Appreciates judicial money management.

Likes to work at tasks, i.e., farm/land/garden management.

The list goes on and on. So you can see the problem. You can see how God himself might shake his head when handed such an invoice and say,
Sorry, pal, we don’t carry that in stock
. But Eustace is way more optimistic than God. And way more lonely than God, too.

When Eustace first showed me this love list, I handed it back and said, “I’m really sorry, Eustace, but this isn’t how love works.”

“I don’t know how else to
do
it,” he said, sounding, for once, helpless.

It’s true that this list testifies to how enormously unequipped Eustace Conway is when it comes to handling intimacy. Look, we all seek certain traits in a lover, but this list looked to me like a cheat-sheet for an exam that most of us don’t need to study for. Most of us don’t need to match up people’s qualities with an inventory printout; we can tell when we’re in love. But Eustace isn’t sure that he can tell. He has too few of the basic skills to face the mountains and valleys and unpredictable weather patterns of real love between flawed and wonderful human adults. He is, by his own admission, too damaged and sensitive, and I find it astonishingly brave of him to continue trying to open his heart to others at all.

**Records shown:**
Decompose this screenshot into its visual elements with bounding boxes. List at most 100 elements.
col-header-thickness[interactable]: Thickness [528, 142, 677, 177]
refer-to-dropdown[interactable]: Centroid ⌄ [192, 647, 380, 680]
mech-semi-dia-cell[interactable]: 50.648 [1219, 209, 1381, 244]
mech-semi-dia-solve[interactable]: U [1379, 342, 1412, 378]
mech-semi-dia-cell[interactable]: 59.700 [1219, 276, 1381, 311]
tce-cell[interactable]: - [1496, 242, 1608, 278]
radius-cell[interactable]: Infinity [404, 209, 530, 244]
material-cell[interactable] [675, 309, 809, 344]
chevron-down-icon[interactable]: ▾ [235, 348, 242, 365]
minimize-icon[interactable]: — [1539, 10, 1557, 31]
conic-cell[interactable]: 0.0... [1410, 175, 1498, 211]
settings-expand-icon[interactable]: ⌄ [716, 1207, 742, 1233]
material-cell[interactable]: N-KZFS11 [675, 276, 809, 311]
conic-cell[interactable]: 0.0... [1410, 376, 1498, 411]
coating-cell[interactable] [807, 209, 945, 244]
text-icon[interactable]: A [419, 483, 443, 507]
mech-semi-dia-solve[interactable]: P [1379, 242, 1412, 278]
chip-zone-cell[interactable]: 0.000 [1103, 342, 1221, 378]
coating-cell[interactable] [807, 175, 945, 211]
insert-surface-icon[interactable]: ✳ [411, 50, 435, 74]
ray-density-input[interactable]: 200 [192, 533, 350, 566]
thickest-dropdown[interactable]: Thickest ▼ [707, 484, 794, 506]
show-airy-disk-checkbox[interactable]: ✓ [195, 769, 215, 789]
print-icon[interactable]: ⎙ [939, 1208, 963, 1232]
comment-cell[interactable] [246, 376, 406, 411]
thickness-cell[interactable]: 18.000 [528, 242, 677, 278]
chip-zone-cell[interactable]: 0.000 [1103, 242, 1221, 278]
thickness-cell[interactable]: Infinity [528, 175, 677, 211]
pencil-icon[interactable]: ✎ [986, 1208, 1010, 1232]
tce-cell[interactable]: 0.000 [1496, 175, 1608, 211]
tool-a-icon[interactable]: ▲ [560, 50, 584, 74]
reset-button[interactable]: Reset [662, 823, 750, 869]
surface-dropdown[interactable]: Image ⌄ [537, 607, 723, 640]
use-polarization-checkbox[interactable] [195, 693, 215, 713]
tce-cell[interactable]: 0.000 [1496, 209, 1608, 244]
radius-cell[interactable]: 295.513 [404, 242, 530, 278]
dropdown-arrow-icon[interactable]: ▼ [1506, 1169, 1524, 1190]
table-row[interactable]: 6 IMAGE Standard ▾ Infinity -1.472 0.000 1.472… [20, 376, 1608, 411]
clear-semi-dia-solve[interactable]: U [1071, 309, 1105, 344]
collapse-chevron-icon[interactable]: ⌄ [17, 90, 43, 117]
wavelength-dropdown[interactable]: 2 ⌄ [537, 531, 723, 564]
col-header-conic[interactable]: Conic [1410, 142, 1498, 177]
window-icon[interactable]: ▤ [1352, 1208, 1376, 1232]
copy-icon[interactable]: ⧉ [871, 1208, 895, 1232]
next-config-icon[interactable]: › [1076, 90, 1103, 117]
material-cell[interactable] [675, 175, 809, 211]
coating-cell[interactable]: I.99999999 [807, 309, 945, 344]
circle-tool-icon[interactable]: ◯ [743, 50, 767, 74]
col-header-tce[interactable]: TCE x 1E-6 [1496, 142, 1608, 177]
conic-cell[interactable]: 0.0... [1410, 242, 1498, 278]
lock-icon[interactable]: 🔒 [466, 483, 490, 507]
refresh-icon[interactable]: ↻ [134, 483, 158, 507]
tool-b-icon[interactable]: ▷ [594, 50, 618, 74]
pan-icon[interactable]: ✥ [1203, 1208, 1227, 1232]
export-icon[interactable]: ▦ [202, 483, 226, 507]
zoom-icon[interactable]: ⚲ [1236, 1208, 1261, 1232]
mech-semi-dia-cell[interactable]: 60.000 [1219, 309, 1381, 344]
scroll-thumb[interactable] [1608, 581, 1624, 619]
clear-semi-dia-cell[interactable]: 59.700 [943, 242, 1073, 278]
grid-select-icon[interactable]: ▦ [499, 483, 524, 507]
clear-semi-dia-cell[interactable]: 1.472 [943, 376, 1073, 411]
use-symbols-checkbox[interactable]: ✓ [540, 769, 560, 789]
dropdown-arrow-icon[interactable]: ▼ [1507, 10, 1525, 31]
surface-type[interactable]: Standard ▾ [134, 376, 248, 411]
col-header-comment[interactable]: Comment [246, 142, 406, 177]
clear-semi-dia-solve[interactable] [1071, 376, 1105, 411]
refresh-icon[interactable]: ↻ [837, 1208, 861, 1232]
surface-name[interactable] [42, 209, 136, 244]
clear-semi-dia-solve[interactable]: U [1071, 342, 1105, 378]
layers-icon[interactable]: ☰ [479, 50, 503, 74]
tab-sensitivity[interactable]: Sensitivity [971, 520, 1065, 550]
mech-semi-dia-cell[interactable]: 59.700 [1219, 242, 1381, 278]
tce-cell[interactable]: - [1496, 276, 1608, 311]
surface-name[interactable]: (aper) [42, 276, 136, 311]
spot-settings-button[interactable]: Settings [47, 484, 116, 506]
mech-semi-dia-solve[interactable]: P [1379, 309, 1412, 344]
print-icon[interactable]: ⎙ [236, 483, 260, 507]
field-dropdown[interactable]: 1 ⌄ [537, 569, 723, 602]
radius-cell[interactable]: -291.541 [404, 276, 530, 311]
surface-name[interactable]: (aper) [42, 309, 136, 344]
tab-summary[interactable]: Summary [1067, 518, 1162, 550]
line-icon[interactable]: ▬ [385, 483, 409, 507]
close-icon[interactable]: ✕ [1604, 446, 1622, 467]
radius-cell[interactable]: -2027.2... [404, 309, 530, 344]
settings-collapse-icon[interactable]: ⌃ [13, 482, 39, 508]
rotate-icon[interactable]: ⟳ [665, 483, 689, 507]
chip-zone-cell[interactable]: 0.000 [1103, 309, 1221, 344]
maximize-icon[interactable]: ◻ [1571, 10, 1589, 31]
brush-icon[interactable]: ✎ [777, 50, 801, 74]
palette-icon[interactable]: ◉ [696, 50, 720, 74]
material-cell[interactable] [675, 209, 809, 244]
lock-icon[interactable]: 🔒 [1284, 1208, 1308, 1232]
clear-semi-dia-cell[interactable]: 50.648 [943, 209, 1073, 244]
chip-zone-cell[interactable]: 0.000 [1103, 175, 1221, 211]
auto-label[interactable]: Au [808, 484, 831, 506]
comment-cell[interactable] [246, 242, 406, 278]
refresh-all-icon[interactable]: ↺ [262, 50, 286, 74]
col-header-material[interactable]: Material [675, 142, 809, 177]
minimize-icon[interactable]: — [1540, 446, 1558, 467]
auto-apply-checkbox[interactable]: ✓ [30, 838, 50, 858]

**What you will do:** In the passage about Eustace Conway's love list, why does the narrator call the list a cheat-sheet for an exam that most people don't need to study for? Explain in one to three sentences.

**Expected answer:** Most people don't need to match someone's qualities against an inventory printout, because they can tell when they're in love. Eustace isn't sure that he can tell, so he relies on the list instead.